[What is needed]
Without the pictures, set down the records below word for word.

....................

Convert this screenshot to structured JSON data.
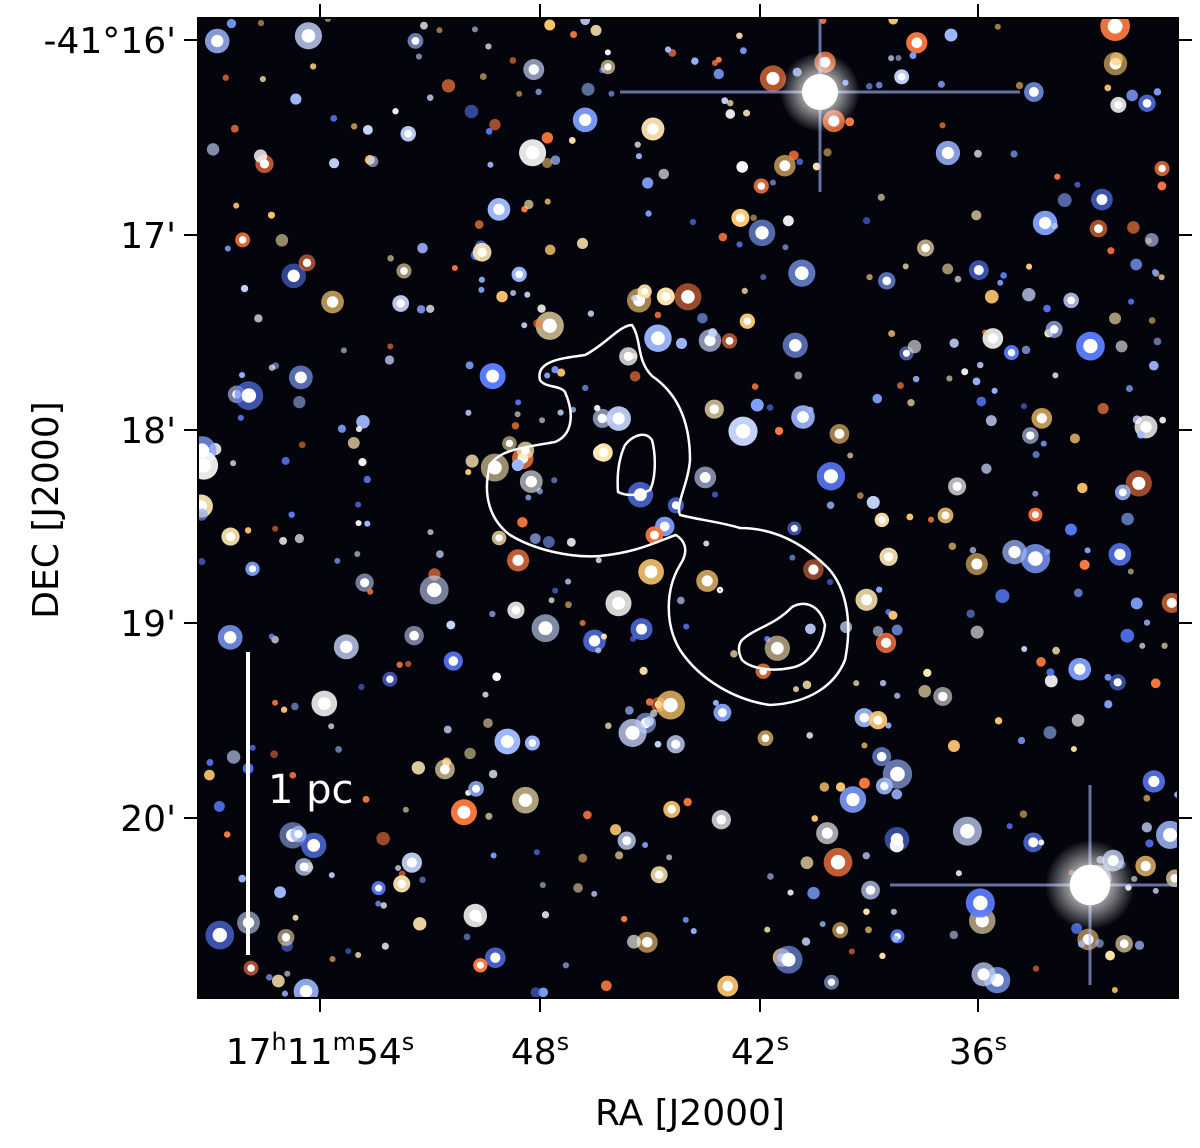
{
  "axes": {
    "x_label": "RA [J2000]",
    "y_label": "DEC [J2000]",
    "x_ticks": [
      "17h11m54s",
      "48s",
      "42s",
      "36s"
    ],
    "y_ticks": [
      "-41°16'",
      "17'",
      "18'",
      "19'",
      "20'"
    ]
  },
  "scale_bar": {
    "label": "1 pc"
  }
}
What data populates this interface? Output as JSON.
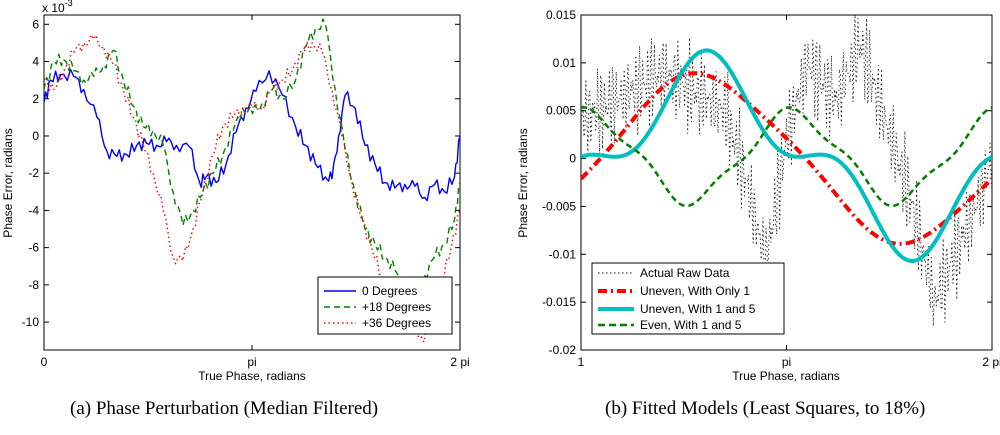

....................

[The completed task]
Convert this screenshot to structured JSON data.
{
  "axes": {
    "x_label": "RA [J2000]",
    "y_label": "DEC [J2000]",
    "x_ticks": [
      "17h11m54s",
      "48s",
      "42s",
      "36s"
    ],
    "y_ticks": [
      "-41°16'",
      "17'",
      "18'",
      "19'",
      "20'"
    ]
  },
  "scale_bar": {
    "label": "1 pc"
  }
}
What data populates this interface? Output as JSON.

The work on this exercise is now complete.